Extracts from a graphics dataset
begin
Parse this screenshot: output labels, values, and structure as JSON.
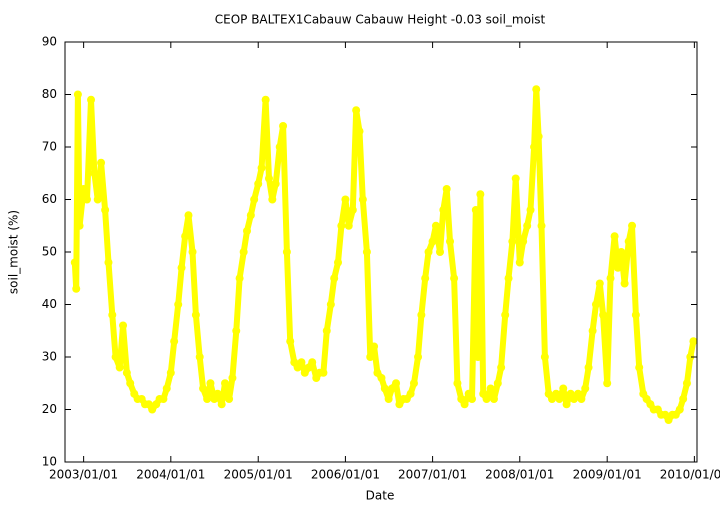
{
  "chart_data": {
    "type": "scatter",
    "title": "CEOP BALTEX1Cabauw Cabauw Height -0.03 soil_moist",
    "x_label": "Date",
    "y_label": "soil_moist (%)",
    "color": "#ffff00",
    "xlim": [
      "2002/10/15",
      "2010/01/12"
    ],
    "xticks": [
      "2003/01/01",
      "2004/01/01",
      "2005/01/01",
      "2006/01/01",
      "2007/01/01",
      "2008/01/01",
      "2009/01/01",
      "2010/01/01"
    ],
    "ylim": [
      10,
      90
    ],
    "yticks": [
      10,
      20,
      30,
      40,
      50,
      60,
      70,
      80,
      90
    ],
    "grid": false,
    "x": [
      "2002/11/25",
      "2002/12/01",
      "2002/12/08",
      "2002/12/15",
      "2003/01/01",
      "2003/01/15",
      "2003/02/01",
      "2003/02/15",
      "2003/03/01",
      "2003/03/15",
      "2003/04/01",
      "2003/04/15",
      "2003/05/01",
      "2003/05/15",
      "2003/06/01",
      "2003/06/15",
      "2003/07/01",
      "2003/07/15",
      "2003/08/01",
      "2003/08/15",
      "2003/09/01",
      "2003/09/15",
      "2003/10/01",
      "2003/10/15",
      "2003/11/01",
      "2003/11/15",
      "2003/12/01",
      "2003/12/15",
      "2004/01/01",
      "2004/01/15",
      "2004/02/01",
      "2004/02/15",
      "2004/03/01",
      "2004/03/15",
      "2004/04/01",
      "2004/04/15",
      "2004/05/01",
      "2004/05/15",
      "2004/06/01",
      "2004/06/15",
      "2004/07/01",
      "2004/07/15",
      "2004/08/01",
      "2004/08/15",
      "2004/09/01",
      "2004/09/15",
      "2004/10/01",
      "2004/10/15",
      "2004/11/01",
      "2004/11/15",
      "2004/12/01",
      "2004/12/15",
      "2005/01/01",
      "2005/01/15",
      "2005/02/01",
      "2005/02/15",
      "2005/03/01",
      "2005/03/15",
      "2005/04/01",
      "2005/04/15",
      "2005/05/01",
      "2005/05/15",
      "2005/06/01",
      "2005/06/15",
      "2005/07/01",
      "2005/07/15",
      "2005/08/01",
      "2005/08/15",
      "2005/09/01",
      "2005/09/15",
      "2005/10/01",
      "2005/10/15",
      "2005/11/01",
      "2005/11/15",
      "2005/12/01",
      "2005/12/15",
      "2006/01/01",
      "2006/01/15",
      "2006/02/01",
      "2006/02/15",
      "2006/03/01",
      "2006/03/15",
      "2006/04/01",
      "2006/04/15",
      "2006/05/01",
      "2006/05/15",
      "2006/06/01",
      "2006/06/15",
      "2006/07/01",
      "2006/07/15",
      "2006/08/01",
      "2006/08/15",
      "2006/09/01",
      "2006/09/15",
      "2006/10/01",
      "2006/10/15",
      "2006/11/01",
      "2006/11/15",
      "2006/12/01",
      "2006/12/15",
      "2007/01/01",
      "2007/01/15",
      "2007/02/01",
      "2007/02/15",
      "2007/03/01",
      "2007/03/15",
      "2007/04/01",
      "2007/04/15",
      "2007/05/01",
      "2007/05/15",
      "2007/06/01",
      "2007/06/15",
      "2007/07/01",
      "2007/07/10",
      "2007/07/20",
      "2007/08/01",
      "2007/08/15",
      "2007/09/01",
      "2007/09/15",
      "2007/10/01",
      "2007/10/15",
      "2007/11/01",
      "2007/11/15",
      "2007/12/01",
      "2007/12/15",
      "2008/01/01",
      "2008/01/15",
      "2008/02/01",
      "2008/02/15",
      "2008/03/01",
      "2008/03/10",
      "2008/03/20",
      "2008/04/01",
      "2008/04/15",
      "2008/05/01",
      "2008/05/15",
      "2008/06/01",
      "2008/06/15",
      "2008/07/01",
      "2008/07/15",
      "2008/08/01",
      "2008/08/15",
      "2008/09/01",
      "2008/09/15",
      "2008/10/01",
      "2008/10/15",
      "2008/11/01",
      "2008/11/15",
      "2008/12/01",
      "2008/12/15",
      "2009/01/01",
      "2009/01/15",
      "2009/02/01",
      "2009/02/15",
      "2009/03/01",
      "2009/03/15",
      "2009/04/01",
      "2009/04/15",
      "2009/05/01",
      "2009/05/15",
      "2009/06/01",
      "2009/06/15",
      "2009/07/01",
      "2009/07/15",
      "2009/08/01",
      "2009/08/15",
      "2009/09/01",
      "2009/09/15",
      "2009/10/01",
      "2009/10/15",
      "2009/11/01",
      "2009/11/15",
      "2009/12/01",
      "2009/12/15",
      "2009/12/28"
    ],
    "values": [
      48,
      43,
      80,
      55,
      62,
      60,
      79,
      65,
      60,
      67,
      58,
      48,
      38,
      30,
      28,
      36,
      27,
      25,
      23,
      22,
      22,
      21,
      21,
      20,
      21,
      22,
      22,
      24,
      27,
      33,
      40,
      47,
      53,
      57,
      50,
      38,
      30,
      24,
      22,
      25,
      22,
      23,
      21,
      25,
      22,
      26,
      35,
      45,
      50,
      54,
      57,
      60,
      63,
      66,
      79,
      64,
      60,
      63,
      70,
      74,
      50,
      33,
      29,
      28,
      29,
      27,
      28,
      29,
      26,
      27,
      27,
      35,
      40,
      45,
      48,
      55,
      60,
      55,
      58,
      77,
      73,
      60,
      50,
      30,
      32,
      27,
      26,
      24,
      22,
      24,
      25,
      21,
      22,
      22,
      23,
      25,
      30,
      38,
      45,
      50,
      52,
      55,
      50,
      58,
      62,
      52,
      45,
      25,
      22,
      21,
      23,
      22,
      58,
      30,
      61,
      23,
      22,
      24,
      22,
      25,
      28,
      38,
      45,
      52,
      64,
      48,
      52,
      55,
      58,
      70,
      81,
      72,
      55,
      30,
      23,
      22,
      23,
      22,
      24,
      21,
      23,
      22,
      23,
      22,
      24,
      28,
      35,
      40,
      44,
      38,
      25,
      45,
      53,
      47,
      50,
      44,
      52,
      55,
      38,
      28,
      23,
      22,
      21,
      20,
      20,
      19,
      19,
      18,
      19,
      19,
      20,
      22,
      25,
      30,
      33
    ]
  }
}
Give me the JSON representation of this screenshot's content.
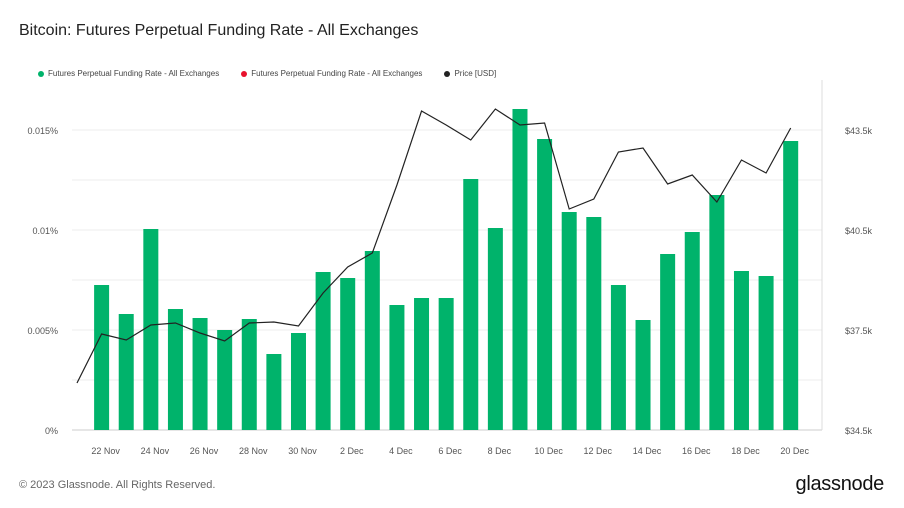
{
  "chart_data": {
    "type": "bar",
    "title": "Bitcoin: Futures Perpetual Funding Rate - All Exchanges",
    "legend": [
      {
        "label": "Futures Perpetual Funding Rate - All Exchanges",
        "color": "#00b36b"
      },
      {
        "label": "Futures Perpetual Funding Rate - All Exchanges",
        "color": "#e8112d"
      },
      {
        "label": "Price [USD]",
        "color": "#222222"
      }
    ],
    "legend_position": "top-left",
    "x_dates": [
      "21 Nov",
      "22 Nov",
      "23 Nov",
      "24 Nov",
      "25 Nov",
      "26 Nov",
      "27 Nov",
      "28 Nov",
      "29 Nov",
      "30 Nov",
      "1 Dec",
      "2 Dec",
      "3 Dec",
      "4 Dec",
      "5 Dec",
      "6 Dec",
      "7 Dec",
      "8 Dec",
      "9 Dec",
      "10 Dec",
      "11 Dec",
      "12 Dec",
      "13 Dec",
      "14 Dec",
      "15 Dec",
      "16 Dec",
      "17 Dec",
      "18 Dec",
      "19 Dec",
      "20 Dec"
    ],
    "x_ticks": [
      "22 Nov",
      "24 Nov",
      "26 Nov",
      "28 Nov",
      "30 Nov",
      "2 Dec",
      "4 Dec",
      "6 Dec",
      "8 Dec",
      "10 Dec",
      "12 Dec",
      "14 Dec",
      "16 Dec",
      "18 Dec",
      "20 Dec"
    ],
    "funding_rate_pct": [
      null,
      0.00725,
      0.0058,
      0.01005,
      0.00605,
      0.0056,
      0.005,
      0.00555,
      0.0038,
      0.00485,
      0.0079,
      0.0076,
      0.00895,
      0.00625,
      0.0066,
      0.0066,
      0.01255,
      0.0101,
      0.01605,
      0.01455,
      0.0109,
      0.01065,
      0.00725,
      0.0055,
      0.0088,
      0.0099,
      0.01175,
      0.00795,
      0.0077,
      0.01445
    ],
    "price_usd_k": [
      35.91,
      37.38,
      37.2,
      37.65,
      37.71,
      37.41,
      37.17,
      37.71,
      37.74,
      37.62,
      38.61,
      39.39,
      39.81,
      41.85,
      44.07,
      43.65,
      43.2,
      44.13,
      43.65,
      43.71,
      41.13,
      41.43,
      42.84,
      42.96,
      41.88,
      42.15,
      41.34,
      42.6,
      42.21,
      43.56
    ],
    "y_left": {
      "ticks": [
        "0%",
        "0.005%",
        "0.01%",
        "0.015%"
      ],
      "range": [
        0,
        0.016
      ]
    },
    "y_right": {
      "ticks": [
        "$34.5k",
        "$37.5k",
        "$40.5k",
        "$43.5k"
      ],
      "range": [
        34.5,
        44.5
      ]
    },
    "grid": true
  },
  "footer": "© 2023 Glassnode. All Rights Reserved.",
  "logo": "glassnode"
}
end
_SET TASK_
Of the lines in the material, how many include "title"? Respond with the number alone.

_FINISHED EXERCISE_
2